*Task inputs*:
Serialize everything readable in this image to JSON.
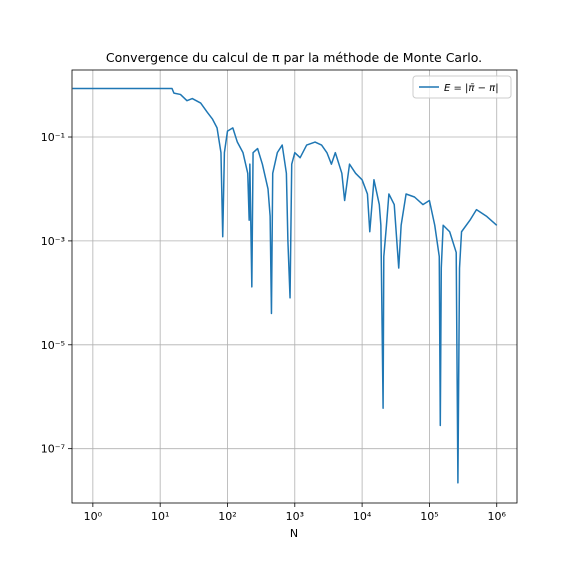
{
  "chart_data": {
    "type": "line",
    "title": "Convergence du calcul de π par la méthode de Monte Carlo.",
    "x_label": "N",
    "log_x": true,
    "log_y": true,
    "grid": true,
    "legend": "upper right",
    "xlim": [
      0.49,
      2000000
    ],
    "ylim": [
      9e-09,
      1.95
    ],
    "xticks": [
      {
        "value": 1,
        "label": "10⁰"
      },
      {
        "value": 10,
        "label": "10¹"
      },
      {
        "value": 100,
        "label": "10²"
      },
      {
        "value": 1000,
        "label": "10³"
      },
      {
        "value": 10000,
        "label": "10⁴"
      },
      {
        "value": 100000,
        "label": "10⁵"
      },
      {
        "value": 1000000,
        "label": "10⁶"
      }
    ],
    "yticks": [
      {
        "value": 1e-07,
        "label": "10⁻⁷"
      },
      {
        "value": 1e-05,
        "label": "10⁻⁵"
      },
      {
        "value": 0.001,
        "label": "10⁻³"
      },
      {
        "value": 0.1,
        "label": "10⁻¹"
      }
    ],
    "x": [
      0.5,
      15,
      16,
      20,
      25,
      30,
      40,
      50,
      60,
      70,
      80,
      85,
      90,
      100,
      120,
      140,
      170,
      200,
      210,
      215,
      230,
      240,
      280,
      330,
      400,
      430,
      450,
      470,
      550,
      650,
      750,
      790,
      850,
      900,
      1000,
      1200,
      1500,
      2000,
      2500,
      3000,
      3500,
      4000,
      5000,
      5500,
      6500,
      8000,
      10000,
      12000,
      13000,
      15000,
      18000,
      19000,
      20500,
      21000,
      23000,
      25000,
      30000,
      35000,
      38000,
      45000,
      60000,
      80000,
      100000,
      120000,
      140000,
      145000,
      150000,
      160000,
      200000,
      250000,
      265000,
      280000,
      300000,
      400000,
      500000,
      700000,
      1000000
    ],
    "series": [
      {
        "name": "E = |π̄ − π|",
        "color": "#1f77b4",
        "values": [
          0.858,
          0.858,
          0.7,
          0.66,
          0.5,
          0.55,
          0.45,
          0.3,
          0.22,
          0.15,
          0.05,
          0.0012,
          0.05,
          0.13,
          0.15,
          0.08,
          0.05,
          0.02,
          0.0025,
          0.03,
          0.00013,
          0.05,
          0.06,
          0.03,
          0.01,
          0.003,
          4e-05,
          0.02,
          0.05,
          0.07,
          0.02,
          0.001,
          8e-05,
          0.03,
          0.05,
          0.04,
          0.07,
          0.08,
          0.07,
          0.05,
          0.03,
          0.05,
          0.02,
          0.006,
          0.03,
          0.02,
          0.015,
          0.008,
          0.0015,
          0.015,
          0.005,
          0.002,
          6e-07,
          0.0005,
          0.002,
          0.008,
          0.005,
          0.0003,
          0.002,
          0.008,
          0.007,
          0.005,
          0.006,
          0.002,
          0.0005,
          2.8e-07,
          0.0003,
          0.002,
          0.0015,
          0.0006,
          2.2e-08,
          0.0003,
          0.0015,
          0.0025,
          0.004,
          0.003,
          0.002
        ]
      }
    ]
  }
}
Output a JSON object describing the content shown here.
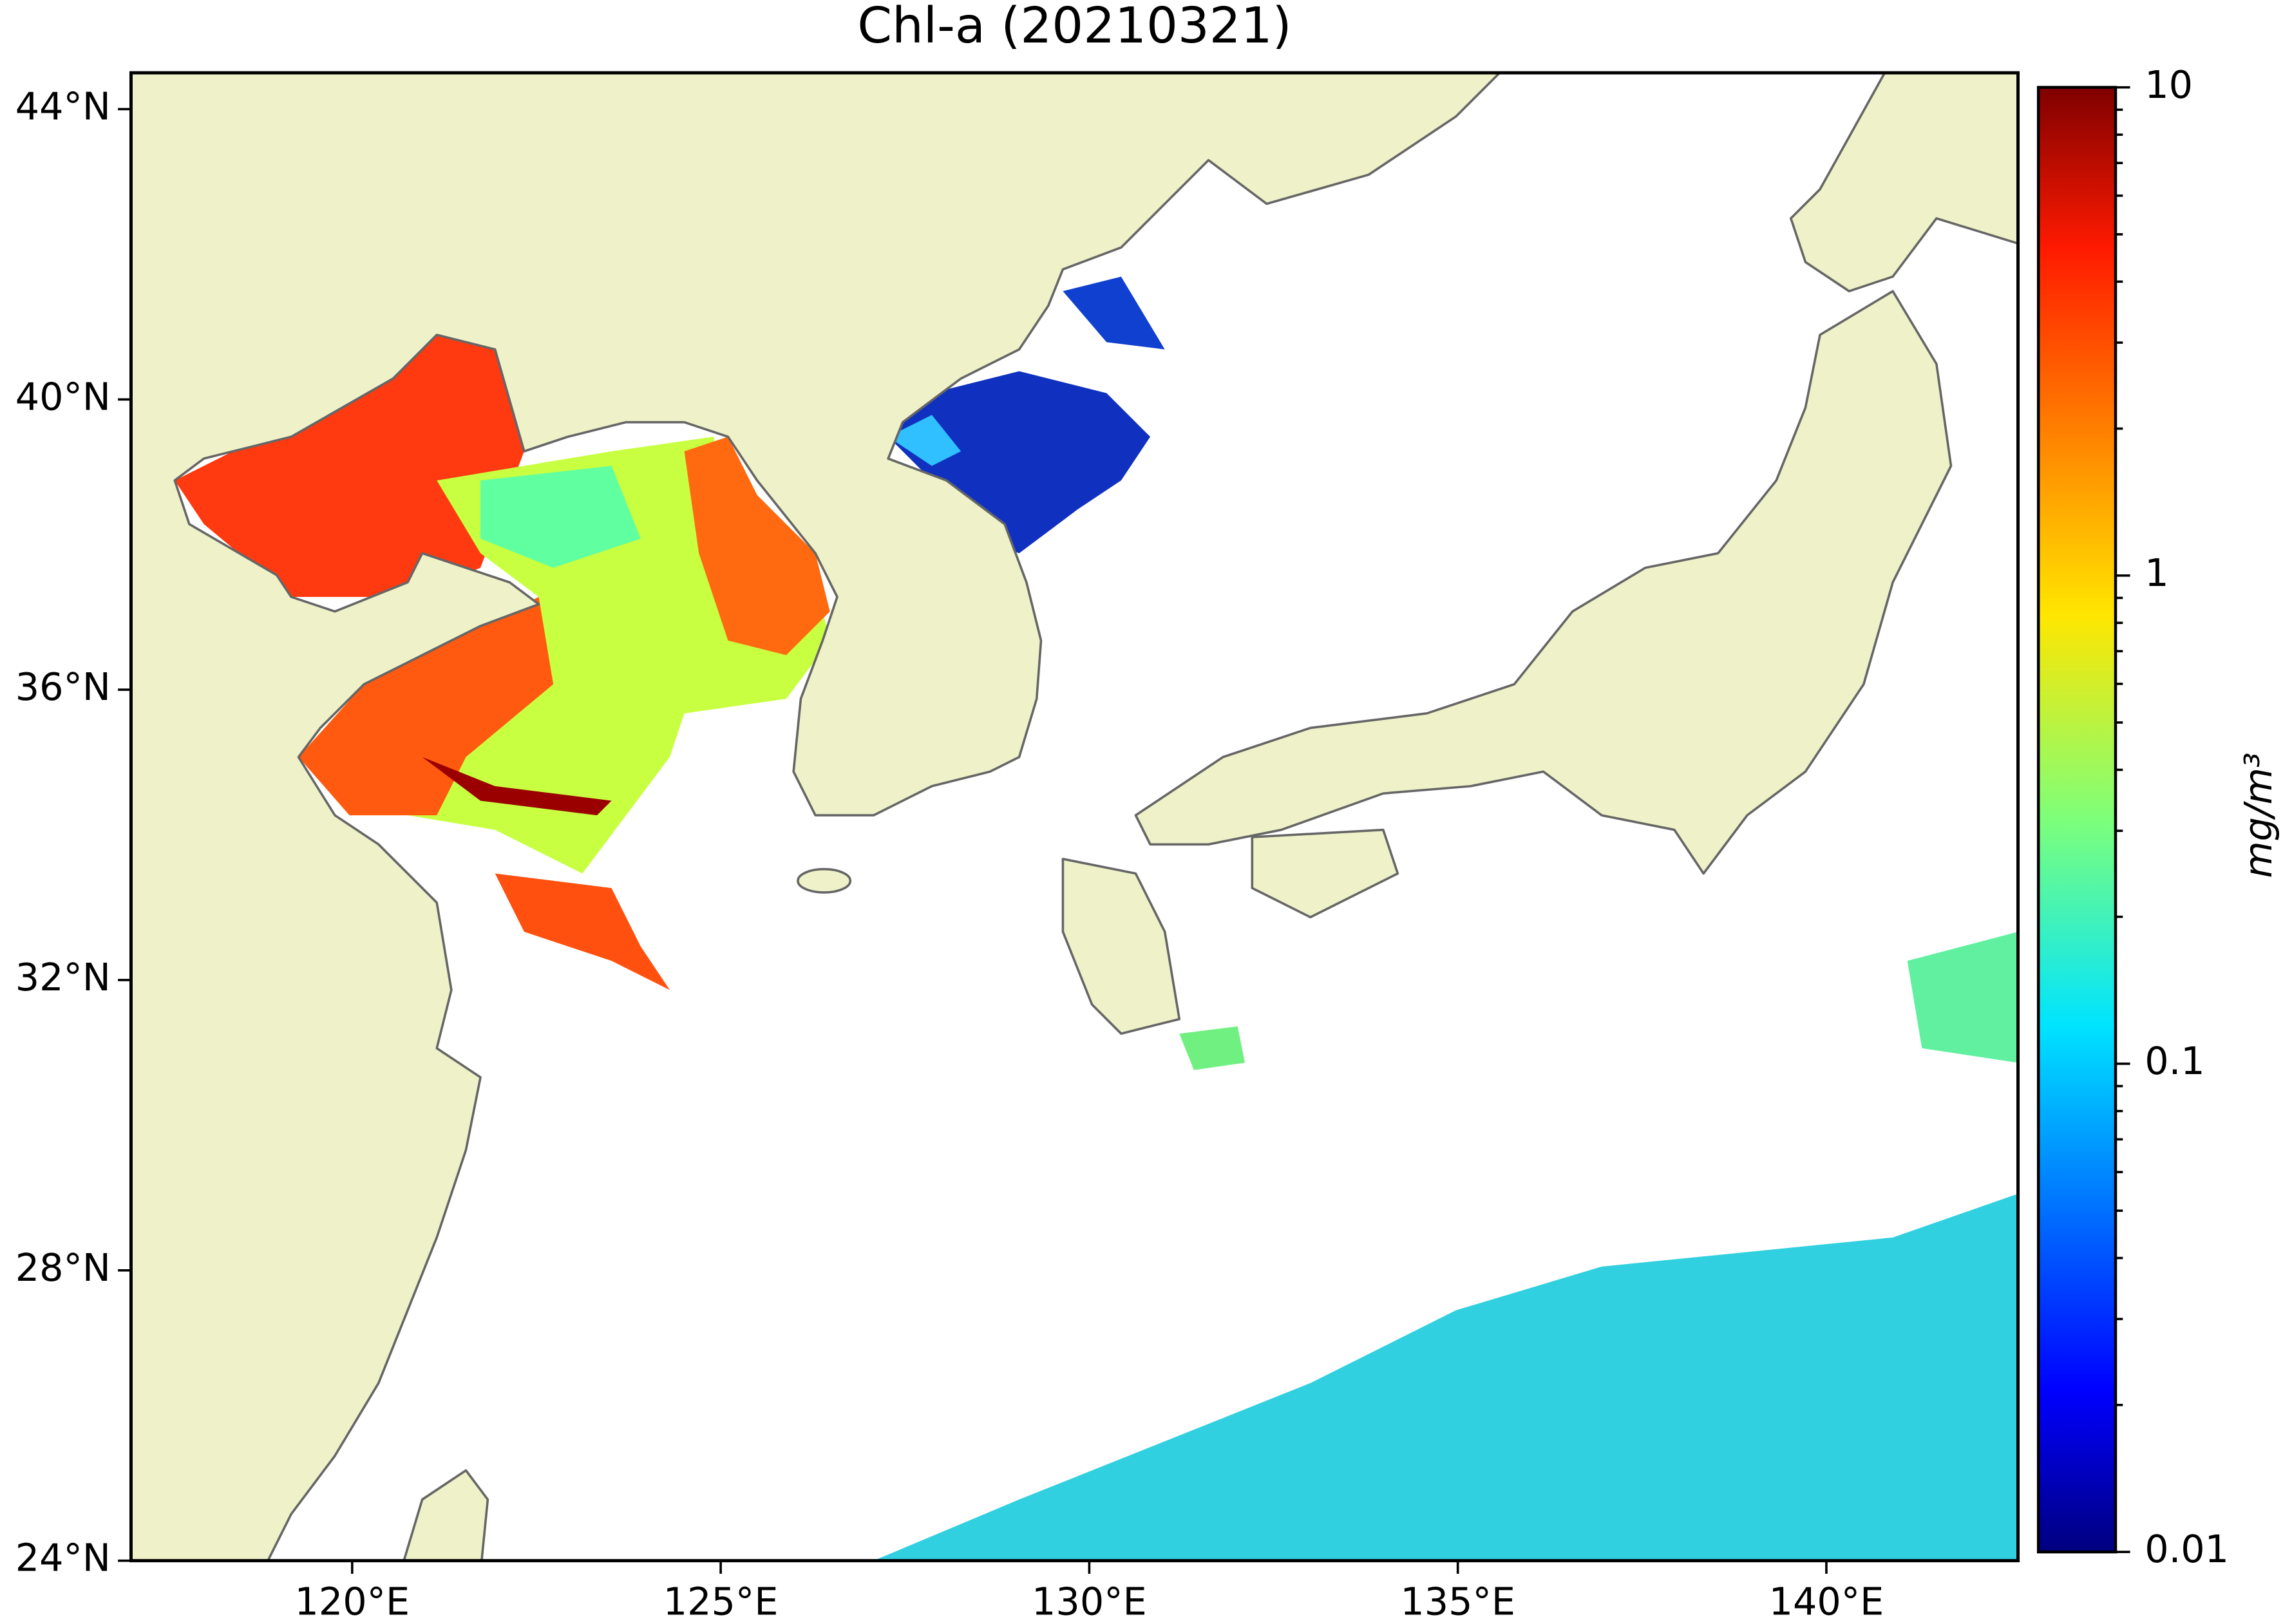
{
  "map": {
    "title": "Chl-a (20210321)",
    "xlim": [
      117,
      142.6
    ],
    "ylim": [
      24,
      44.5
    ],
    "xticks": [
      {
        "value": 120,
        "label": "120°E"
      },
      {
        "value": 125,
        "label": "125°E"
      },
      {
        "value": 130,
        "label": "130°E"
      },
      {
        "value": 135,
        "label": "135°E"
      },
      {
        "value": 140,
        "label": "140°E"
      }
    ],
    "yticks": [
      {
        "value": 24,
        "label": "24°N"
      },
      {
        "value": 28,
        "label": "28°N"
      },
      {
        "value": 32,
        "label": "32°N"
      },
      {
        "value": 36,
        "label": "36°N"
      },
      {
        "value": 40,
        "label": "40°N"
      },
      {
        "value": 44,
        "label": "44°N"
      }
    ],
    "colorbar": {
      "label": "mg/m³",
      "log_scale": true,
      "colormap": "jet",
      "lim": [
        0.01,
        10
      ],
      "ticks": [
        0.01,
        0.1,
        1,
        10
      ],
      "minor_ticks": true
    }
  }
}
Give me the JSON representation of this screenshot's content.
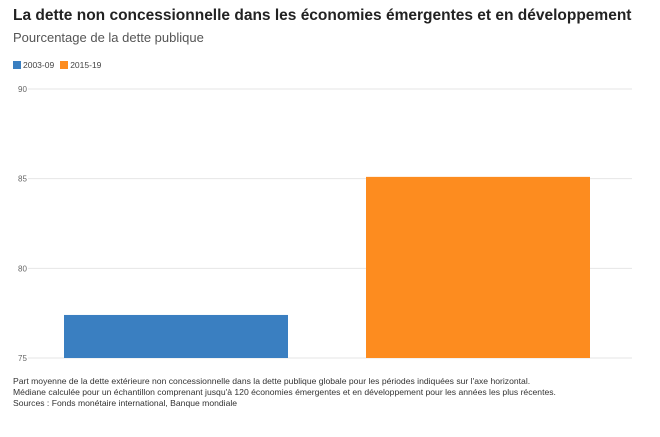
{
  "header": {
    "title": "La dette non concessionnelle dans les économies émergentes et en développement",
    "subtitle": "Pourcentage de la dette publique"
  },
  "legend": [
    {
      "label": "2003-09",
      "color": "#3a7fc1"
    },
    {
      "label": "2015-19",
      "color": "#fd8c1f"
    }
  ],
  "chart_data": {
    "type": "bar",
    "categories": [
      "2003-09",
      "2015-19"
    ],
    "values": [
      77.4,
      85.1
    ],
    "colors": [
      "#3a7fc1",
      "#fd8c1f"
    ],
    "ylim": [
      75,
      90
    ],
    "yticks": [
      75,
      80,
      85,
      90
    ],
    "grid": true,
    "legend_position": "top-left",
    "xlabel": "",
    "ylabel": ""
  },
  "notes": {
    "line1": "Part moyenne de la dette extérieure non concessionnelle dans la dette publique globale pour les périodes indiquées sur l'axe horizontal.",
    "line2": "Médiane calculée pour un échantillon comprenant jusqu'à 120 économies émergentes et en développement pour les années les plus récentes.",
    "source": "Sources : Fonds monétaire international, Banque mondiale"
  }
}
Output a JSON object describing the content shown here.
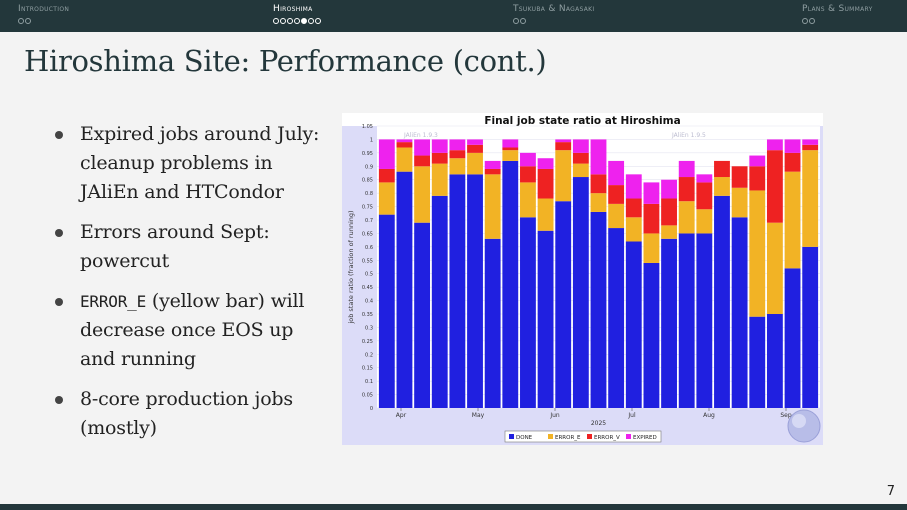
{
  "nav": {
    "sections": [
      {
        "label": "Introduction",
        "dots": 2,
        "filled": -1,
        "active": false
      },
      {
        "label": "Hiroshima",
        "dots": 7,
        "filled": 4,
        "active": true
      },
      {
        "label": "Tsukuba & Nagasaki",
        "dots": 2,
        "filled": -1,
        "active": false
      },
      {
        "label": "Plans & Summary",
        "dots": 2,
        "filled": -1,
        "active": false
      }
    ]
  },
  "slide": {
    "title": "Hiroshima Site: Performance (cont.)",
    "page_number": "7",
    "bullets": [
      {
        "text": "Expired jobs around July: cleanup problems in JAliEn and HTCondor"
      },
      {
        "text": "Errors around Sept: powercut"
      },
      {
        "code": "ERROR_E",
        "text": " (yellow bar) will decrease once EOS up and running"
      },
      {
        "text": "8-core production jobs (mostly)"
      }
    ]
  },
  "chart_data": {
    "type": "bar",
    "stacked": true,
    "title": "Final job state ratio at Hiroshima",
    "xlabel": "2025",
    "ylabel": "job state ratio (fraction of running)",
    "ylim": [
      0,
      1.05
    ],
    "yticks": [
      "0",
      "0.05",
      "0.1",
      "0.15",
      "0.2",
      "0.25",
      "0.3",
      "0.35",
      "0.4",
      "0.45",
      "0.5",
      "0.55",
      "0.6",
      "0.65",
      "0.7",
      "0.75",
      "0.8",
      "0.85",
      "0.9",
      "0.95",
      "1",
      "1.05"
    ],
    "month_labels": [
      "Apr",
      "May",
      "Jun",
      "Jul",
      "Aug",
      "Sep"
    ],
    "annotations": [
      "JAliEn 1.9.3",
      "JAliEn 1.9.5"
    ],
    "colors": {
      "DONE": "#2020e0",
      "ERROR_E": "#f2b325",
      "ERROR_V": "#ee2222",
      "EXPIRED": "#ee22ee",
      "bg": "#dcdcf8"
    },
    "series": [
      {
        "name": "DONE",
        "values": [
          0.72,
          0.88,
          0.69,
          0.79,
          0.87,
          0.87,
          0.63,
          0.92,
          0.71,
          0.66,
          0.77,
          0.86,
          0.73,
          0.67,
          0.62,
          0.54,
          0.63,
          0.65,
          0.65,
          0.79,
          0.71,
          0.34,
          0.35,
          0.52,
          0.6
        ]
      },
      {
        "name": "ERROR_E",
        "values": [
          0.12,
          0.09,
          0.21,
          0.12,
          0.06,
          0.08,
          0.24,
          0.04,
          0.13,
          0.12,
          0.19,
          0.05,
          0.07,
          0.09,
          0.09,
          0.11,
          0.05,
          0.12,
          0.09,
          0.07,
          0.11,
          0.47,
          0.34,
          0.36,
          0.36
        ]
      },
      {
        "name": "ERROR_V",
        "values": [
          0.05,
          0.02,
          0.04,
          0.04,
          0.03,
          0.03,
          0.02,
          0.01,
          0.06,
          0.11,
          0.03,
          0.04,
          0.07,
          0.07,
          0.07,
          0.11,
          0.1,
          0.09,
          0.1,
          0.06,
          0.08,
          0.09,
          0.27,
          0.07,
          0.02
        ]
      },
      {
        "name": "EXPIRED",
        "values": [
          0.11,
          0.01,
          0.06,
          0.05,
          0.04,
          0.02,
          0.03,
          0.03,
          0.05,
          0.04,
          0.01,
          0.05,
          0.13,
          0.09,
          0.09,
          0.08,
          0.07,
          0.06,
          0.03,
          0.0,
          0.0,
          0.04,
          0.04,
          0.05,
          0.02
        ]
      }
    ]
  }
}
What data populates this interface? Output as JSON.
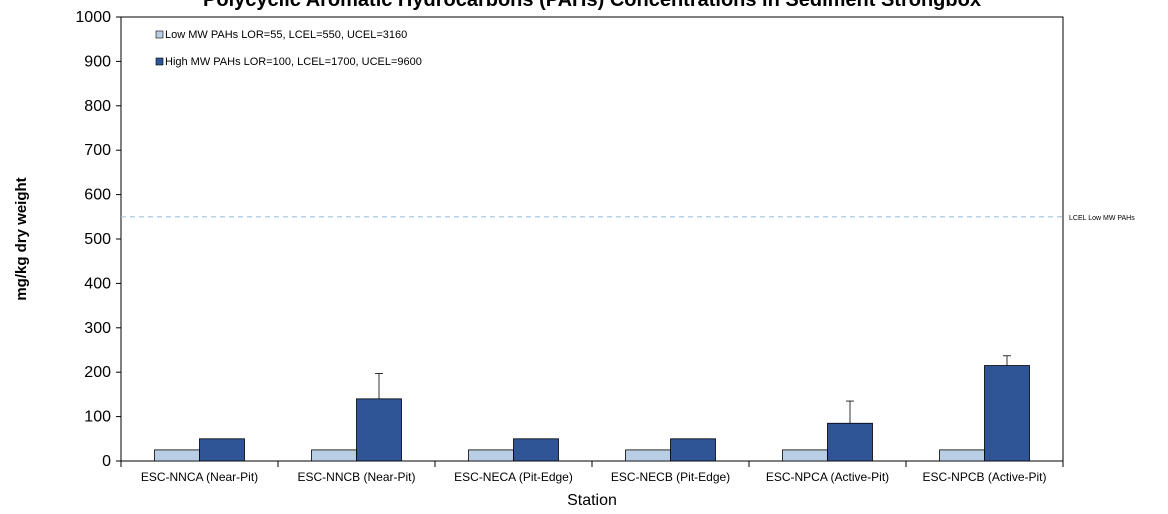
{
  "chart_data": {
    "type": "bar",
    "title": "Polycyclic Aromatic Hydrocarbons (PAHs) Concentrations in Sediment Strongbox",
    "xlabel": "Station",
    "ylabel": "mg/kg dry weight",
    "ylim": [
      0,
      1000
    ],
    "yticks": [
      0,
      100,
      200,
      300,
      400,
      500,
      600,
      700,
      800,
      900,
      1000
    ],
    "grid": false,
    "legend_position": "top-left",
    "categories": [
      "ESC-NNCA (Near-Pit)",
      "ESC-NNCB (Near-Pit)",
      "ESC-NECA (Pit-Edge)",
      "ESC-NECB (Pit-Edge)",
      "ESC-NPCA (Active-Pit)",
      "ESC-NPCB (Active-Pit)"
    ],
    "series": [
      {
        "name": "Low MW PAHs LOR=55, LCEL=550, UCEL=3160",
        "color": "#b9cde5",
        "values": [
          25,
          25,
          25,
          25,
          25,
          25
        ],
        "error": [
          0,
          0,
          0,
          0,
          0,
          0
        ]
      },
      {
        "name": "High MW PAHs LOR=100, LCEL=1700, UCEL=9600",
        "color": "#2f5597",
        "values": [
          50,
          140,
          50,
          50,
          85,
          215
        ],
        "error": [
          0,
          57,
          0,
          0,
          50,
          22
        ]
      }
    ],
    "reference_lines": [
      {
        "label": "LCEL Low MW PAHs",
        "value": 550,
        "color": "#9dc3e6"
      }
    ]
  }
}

*Aim*: Go through the listing above and list every line that has the word "text".

*Exercise response*:
        "text": "Expired jobs around July: cleanup problems in JAliEn and HTCondor"
        "text": "Errors around Sept: powercut"
        "text": " (yellow bar) will decrease once EOS up and running"
        "text": "8-core production jobs (mostly)"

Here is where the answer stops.